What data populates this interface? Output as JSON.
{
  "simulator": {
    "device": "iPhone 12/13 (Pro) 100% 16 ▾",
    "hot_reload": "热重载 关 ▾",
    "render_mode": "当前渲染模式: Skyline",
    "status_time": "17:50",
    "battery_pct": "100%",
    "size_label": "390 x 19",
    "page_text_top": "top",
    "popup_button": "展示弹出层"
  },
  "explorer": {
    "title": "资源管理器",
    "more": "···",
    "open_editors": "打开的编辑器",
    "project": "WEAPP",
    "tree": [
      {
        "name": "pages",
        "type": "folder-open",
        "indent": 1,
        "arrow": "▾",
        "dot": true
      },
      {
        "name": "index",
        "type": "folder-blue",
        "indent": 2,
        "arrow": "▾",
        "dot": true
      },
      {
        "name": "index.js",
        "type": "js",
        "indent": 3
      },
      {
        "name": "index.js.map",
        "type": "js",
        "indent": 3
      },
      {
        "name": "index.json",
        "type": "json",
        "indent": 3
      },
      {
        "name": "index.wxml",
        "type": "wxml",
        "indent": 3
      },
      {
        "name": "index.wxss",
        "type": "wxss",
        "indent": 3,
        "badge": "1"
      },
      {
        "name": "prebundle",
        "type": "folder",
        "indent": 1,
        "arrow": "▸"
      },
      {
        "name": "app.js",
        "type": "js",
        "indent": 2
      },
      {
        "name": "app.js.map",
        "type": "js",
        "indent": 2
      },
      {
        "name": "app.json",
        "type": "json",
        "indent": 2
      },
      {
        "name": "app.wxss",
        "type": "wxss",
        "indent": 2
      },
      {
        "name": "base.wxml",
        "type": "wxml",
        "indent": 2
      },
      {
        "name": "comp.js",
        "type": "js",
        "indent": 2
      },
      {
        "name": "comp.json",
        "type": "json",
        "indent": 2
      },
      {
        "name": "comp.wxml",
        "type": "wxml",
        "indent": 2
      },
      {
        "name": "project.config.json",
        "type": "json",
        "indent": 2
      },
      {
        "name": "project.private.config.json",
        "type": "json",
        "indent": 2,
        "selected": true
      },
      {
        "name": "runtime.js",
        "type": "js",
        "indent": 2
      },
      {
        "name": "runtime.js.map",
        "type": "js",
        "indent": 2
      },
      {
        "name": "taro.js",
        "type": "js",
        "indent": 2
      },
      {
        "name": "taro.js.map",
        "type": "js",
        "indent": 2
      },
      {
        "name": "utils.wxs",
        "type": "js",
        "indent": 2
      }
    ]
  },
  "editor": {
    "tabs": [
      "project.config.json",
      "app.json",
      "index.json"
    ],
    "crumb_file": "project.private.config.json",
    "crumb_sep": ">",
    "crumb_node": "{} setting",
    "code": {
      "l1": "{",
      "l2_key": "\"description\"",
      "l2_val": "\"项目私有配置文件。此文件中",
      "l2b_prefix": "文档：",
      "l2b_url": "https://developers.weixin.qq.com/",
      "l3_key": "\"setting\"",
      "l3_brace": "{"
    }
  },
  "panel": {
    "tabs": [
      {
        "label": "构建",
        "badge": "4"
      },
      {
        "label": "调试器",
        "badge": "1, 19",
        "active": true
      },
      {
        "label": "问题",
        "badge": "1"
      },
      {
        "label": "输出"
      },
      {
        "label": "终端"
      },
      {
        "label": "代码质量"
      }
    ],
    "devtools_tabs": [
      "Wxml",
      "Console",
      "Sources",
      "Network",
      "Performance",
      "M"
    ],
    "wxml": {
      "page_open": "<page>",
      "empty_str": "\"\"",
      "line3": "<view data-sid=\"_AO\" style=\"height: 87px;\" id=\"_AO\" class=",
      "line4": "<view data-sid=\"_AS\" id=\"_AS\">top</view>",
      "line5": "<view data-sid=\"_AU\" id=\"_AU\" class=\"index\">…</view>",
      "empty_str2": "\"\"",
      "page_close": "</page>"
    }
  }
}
┄┄┄┄┄┄┄┄┄┄
◆ What you have to do:
Reproduce the records word for word.

◆ Result of this task:
What data populates this interface? Output as JSON.
{
  "simulator": {
    "device": "iPhone 12/13 (Pro) 100% 16 ▾",
    "hot_reload": "热重载 关 ▾",
    "render_mode": "当前渲染模式: Skyline",
    "status_time": "17:50",
    "battery_pct": "100%",
    "size_label": "390 x 19",
    "page_text_top": "top",
    "popup_button": "展示弹出层"
  },
  "explorer": {
    "title": "资源管理器",
    "more": "···",
    "open_editors": "打开的编辑器",
    "project": "WEAPP",
    "tree": [
      {
        "name": "pages",
        "type": "folder-open",
        "indent": 1,
        "arrow": "▾",
        "dot": true
      },
      {
        "name": "index",
        "type": "folder-blue",
        "indent": 2,
        "arrow": "▾",
        "dot": true
      },
      {
        "name": "index.js",
        "type": "js",
        "indent": 3
      },
      {
        "name": "index.js.map",
        "type": "js",
        "indent": 3
      },
      {
        "name": "index.json",
        "type": "json",
        "indent": 3
      },
      {
        "name": "index.wxml",
        "type": "wxml",
        "indent": 3
      },
      {
        "name": "index.wxss",
        "type": "wxss",
        "indent": 3,
        "badge": "1"
      },
      {
        "name": "prebundle",
        "type": "folder",
        "indent": 1,
        "arrow": "▸"
      },
      {
        "name": "app.js",
        "type": "js",
        "indent": 2
      },
      {
        "name": "app.js.map",
        "type": "js",
        "indent": 2
      },
      {
        "name": "app.json",
        "type": "json",
        "indent": 2
      },
      {
        "name": "app.wxss",
        "type": "wxss",
        "indent": 2
      },
      {
        "name": "base.wxml",
        "type": "wxml",
        "indent": 2
      },
      {
        "name": "comp.js",
        "type": "js",
        "indent": 2
      },
      {
        "name": "comp.json",
        "type": "json",
        "indent": 2
      },
      {
        "name": "comp.wxml",
        "type": "wxml",
        "indent": 2
      },
      {
        "name": "project.config.json",
        "type": "json",
        "indent": 2
      },
      {
        "name": "project.private.config.json",
        "type": "json",
        "indent": 2,
        "selected": true
      },
      {
        "name": "runtime.js",
        "type": "js",
        "indent": 2
      },
      {
        "name": "runtime.js.map",
        "type": "js",
        "indent": 2
      },
      {
        "name": "taro.js",
        "type": "js",
        "indent": 2
      },
      {
        "name": "taro.js.map",
        "type": "js",
        "indent": 2
      },
      {
        "name": "utils.wxs",
        "type": "js",
        "indent": 2
      }
    ]
  },
  "editor": {
    "tabs": [
      "project.config.json",
      "app.json",
      "index.json"
    ],
    "crumb_file": "project.private.config.json",
    "crumb_sep": ">",
    "crumb_node": "{} setting",
    "code": {
      "l1": "{",
      "l2_key": "\"description\"",
      "l2_val": "\"项目私有配置文件。此文件中",
      "l2b_prefix": "文档：",
      "l2b_url": "https://developers.weixin.qq.com/",
      "l3_key": "\"setting\"",
      "l3_brace": "{"
    }
  },
  "panel": {
    "tabs": [
      {
        "label": "构建",
        "badge": "4"
      },
      {
        "label": "调试器",
        "badge": "1, 19",
        "active": true
      },
      {
        "label": "问题",
        "badge": "1"
      },
      {
        "label": "输出"
      },
      {
        "label": "终端"
      },
      {
        "label": "代码质量"
      }
    ],
    "devtools_tabs": [
      "Wxml",
      "Console",
      "Sources",
      "Network",
      "Performance",
      "M"
    ],
    "wxml": {
      "page_open": "<page>",
      "empty_str": "\"\"",
      "line3": "<view data-sid=\"_AO\" style=\"height: 87px;\" id=\"_AO\" class=",
      "line4": "<view data-sid=\"_AS\" id=\"_AS\">top</view>",
      "line5": "<view data-sid=\"_AU\" id=\"_AU\" class=\"index\">…</view>",
      "empty_str2": "\"\"",
      "page_close": "</page>"
    }
  }
}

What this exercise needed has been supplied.